Exercise instructions: Identify each line containing the word "radio" and copy it.

Data entries:
----

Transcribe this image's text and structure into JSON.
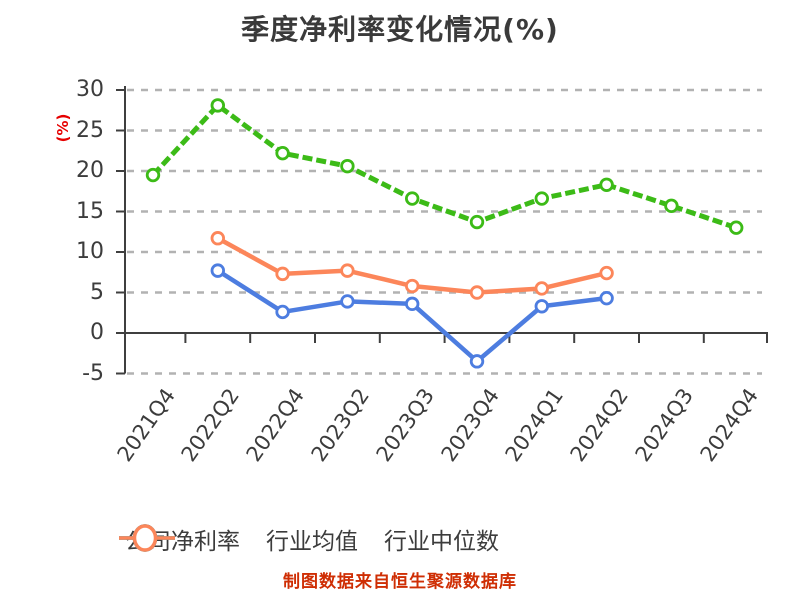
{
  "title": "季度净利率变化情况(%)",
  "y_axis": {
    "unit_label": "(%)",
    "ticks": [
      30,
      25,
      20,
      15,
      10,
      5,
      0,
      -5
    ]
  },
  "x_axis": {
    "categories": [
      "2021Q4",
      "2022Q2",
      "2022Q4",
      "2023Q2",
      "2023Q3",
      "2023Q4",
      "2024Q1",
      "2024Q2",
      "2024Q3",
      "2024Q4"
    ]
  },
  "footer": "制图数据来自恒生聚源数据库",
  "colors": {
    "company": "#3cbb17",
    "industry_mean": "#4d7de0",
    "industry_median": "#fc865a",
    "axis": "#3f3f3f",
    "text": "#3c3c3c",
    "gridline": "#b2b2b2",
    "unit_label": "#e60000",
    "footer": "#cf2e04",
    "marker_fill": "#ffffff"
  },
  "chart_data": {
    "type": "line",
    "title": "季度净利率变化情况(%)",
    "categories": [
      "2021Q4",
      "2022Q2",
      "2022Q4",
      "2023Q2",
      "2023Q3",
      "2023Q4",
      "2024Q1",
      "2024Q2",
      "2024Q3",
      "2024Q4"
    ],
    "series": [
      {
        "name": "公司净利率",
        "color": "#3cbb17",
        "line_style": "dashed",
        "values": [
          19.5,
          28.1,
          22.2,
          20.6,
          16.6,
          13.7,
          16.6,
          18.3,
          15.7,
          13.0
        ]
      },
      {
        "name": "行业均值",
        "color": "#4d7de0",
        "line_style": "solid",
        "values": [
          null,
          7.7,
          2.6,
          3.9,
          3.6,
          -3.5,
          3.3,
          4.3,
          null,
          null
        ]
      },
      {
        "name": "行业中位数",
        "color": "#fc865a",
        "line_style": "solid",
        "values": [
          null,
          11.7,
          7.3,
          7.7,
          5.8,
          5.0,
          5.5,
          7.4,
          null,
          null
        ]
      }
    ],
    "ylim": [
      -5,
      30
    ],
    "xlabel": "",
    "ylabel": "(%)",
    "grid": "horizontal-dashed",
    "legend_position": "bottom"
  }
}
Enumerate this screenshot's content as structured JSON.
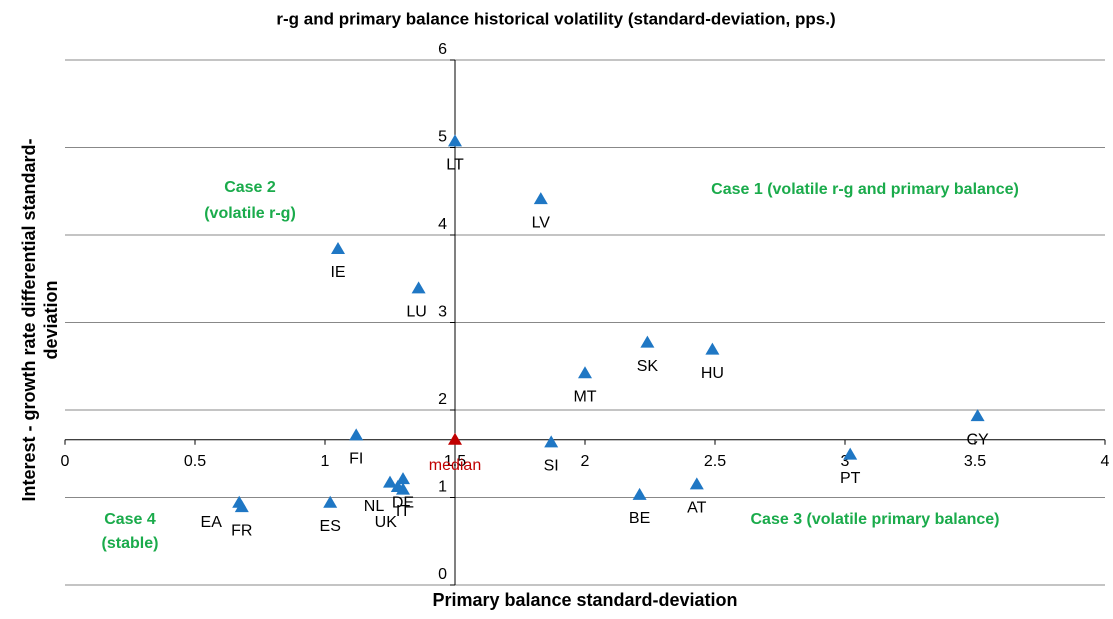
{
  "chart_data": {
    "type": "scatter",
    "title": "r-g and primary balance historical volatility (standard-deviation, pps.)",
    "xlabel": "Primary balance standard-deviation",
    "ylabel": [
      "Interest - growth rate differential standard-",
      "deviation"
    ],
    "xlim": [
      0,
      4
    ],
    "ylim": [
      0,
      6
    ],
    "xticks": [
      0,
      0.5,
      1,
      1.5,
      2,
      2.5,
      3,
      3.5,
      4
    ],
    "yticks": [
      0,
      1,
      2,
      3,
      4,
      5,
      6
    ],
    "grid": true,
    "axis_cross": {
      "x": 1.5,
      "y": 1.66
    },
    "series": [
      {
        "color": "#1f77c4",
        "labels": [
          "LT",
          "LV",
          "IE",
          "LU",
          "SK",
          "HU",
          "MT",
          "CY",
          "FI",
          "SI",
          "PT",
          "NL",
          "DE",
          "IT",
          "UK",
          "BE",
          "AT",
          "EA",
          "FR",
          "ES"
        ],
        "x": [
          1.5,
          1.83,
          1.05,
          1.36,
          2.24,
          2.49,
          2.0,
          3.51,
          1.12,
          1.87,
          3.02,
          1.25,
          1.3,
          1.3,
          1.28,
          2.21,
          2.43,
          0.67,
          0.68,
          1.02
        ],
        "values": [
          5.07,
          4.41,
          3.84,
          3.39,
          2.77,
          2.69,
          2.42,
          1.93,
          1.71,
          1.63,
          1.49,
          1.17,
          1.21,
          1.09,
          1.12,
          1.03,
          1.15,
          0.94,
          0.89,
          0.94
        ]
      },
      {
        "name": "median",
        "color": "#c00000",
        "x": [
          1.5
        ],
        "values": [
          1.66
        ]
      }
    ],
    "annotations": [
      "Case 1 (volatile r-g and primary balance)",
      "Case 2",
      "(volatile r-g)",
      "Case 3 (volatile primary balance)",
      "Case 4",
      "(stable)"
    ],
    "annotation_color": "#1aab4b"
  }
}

----

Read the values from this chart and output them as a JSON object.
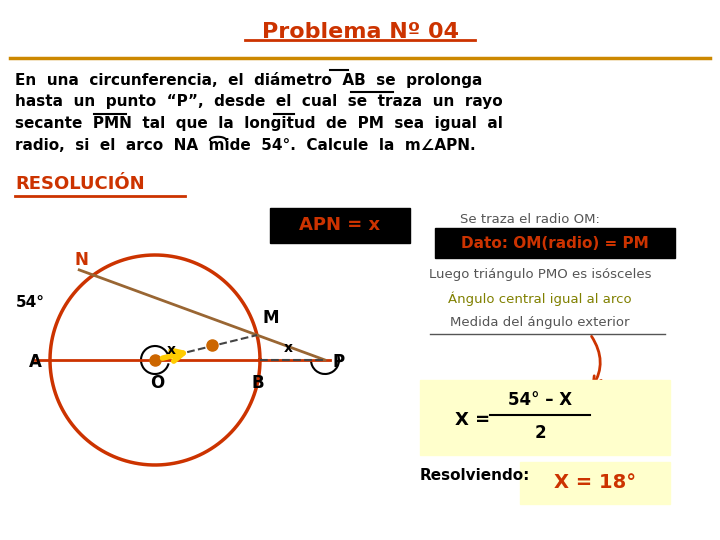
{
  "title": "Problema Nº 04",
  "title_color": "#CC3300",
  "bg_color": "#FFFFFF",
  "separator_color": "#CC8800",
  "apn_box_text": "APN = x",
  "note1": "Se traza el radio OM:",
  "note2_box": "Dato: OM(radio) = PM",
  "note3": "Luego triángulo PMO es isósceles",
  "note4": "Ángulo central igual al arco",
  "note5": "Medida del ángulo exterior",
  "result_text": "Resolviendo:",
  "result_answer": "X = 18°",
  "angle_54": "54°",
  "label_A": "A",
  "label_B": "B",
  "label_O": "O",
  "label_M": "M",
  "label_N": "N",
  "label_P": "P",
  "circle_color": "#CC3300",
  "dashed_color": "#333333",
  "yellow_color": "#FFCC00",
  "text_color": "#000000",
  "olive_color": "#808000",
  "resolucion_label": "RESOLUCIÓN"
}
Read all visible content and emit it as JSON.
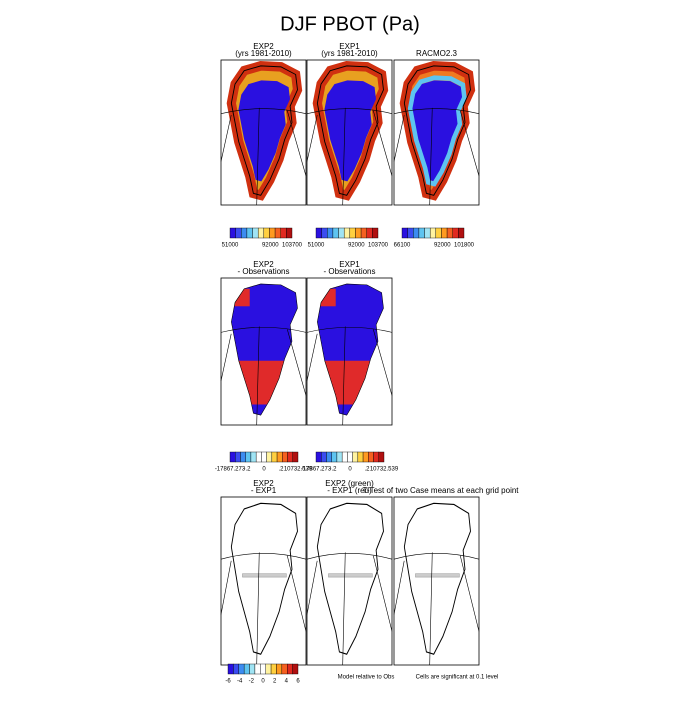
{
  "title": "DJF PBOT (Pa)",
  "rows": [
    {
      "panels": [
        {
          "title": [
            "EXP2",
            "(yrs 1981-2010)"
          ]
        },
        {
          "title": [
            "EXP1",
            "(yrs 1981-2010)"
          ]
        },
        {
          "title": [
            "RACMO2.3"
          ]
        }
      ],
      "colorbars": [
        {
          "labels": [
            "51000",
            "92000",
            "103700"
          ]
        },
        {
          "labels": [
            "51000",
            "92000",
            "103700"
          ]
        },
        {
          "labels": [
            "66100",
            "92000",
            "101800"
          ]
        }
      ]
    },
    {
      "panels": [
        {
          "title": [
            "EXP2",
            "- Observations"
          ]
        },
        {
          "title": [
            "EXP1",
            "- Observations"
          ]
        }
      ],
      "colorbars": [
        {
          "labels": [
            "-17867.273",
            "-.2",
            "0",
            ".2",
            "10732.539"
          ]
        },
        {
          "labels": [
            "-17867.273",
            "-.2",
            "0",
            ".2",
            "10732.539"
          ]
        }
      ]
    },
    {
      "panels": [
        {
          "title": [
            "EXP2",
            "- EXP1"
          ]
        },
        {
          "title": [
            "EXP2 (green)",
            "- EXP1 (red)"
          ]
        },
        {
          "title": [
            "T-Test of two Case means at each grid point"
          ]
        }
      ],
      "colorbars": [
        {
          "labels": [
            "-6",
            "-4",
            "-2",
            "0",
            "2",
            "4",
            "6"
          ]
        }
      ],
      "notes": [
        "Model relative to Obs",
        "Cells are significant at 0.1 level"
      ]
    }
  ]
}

----

Exercise answer:
  "note1": "Se traza el radio OM:",
  "note2_box": "Dato: OM(radio) = PM",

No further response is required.